Records provided.
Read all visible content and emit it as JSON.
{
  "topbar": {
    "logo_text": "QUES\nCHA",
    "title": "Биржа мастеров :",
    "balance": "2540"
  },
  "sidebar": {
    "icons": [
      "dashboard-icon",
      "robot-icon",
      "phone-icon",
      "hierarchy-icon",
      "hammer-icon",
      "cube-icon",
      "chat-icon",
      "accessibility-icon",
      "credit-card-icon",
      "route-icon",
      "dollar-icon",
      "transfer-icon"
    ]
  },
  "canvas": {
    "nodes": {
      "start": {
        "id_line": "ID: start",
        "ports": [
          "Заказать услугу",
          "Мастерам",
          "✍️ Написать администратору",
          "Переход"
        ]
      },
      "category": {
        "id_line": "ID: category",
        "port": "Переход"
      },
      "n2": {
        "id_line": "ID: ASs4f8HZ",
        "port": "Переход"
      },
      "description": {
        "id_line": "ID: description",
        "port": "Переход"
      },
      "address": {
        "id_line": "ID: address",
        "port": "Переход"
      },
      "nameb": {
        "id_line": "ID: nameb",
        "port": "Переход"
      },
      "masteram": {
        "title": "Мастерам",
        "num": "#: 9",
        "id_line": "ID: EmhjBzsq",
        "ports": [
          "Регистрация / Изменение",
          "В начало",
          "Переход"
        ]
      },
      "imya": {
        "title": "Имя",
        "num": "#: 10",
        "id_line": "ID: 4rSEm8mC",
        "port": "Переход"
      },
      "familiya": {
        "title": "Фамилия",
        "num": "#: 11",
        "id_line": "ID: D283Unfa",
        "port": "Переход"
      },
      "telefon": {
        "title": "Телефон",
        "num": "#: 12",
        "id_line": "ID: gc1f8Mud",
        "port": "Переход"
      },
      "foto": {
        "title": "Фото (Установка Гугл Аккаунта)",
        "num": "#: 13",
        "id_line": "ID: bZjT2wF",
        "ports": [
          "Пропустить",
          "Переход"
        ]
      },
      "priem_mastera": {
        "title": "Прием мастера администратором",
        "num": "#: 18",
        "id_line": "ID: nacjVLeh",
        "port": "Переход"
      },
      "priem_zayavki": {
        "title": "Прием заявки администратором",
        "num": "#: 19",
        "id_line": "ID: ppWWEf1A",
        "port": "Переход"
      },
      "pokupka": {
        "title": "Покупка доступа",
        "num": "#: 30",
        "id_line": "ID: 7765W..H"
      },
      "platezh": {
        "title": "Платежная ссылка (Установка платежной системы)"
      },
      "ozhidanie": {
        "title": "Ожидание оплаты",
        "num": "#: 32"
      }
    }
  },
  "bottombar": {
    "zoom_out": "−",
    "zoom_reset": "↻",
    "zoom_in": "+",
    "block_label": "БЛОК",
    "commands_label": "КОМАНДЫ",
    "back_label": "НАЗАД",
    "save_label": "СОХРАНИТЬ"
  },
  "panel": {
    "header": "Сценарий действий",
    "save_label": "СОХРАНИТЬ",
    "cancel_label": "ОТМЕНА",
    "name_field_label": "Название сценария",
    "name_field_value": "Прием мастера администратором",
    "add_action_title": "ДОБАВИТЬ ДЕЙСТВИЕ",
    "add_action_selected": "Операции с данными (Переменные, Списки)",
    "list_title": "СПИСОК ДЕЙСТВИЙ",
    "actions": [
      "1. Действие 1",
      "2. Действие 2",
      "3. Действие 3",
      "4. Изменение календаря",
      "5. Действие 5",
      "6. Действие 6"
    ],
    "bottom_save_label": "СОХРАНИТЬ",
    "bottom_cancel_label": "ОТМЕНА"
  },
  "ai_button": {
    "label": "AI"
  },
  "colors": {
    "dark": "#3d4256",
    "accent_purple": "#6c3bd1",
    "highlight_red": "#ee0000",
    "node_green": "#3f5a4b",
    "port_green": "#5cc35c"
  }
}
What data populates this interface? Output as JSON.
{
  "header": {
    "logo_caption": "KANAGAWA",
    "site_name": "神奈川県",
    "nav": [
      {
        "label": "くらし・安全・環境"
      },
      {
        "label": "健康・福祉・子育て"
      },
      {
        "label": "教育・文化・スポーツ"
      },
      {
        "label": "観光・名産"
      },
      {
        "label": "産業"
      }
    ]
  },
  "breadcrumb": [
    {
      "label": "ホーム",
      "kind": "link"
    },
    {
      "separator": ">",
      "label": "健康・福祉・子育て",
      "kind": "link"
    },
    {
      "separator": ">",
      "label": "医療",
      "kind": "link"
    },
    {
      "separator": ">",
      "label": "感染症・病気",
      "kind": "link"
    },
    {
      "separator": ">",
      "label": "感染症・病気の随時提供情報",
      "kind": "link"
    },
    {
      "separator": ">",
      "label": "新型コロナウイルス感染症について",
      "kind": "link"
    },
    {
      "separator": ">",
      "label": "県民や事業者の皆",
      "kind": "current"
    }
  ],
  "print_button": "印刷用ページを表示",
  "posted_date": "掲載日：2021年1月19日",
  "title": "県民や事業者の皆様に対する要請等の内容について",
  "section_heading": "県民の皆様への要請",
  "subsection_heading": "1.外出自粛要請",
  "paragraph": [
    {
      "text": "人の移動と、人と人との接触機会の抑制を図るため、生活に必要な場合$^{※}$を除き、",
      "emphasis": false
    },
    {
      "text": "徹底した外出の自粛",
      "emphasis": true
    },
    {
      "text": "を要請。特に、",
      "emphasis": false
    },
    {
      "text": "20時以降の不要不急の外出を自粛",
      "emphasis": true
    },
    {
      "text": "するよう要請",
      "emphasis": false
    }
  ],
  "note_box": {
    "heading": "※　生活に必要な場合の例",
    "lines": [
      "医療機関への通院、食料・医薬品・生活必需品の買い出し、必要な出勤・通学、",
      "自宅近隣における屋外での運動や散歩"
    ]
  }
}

What you have to do.
Gather all lines from the records above in which "ОТМЕНА" appears.

Result for this exercise.
    "cancel_label": "ОТМЕНА",
    "bottom_cancel_label": "ОТМЕНА"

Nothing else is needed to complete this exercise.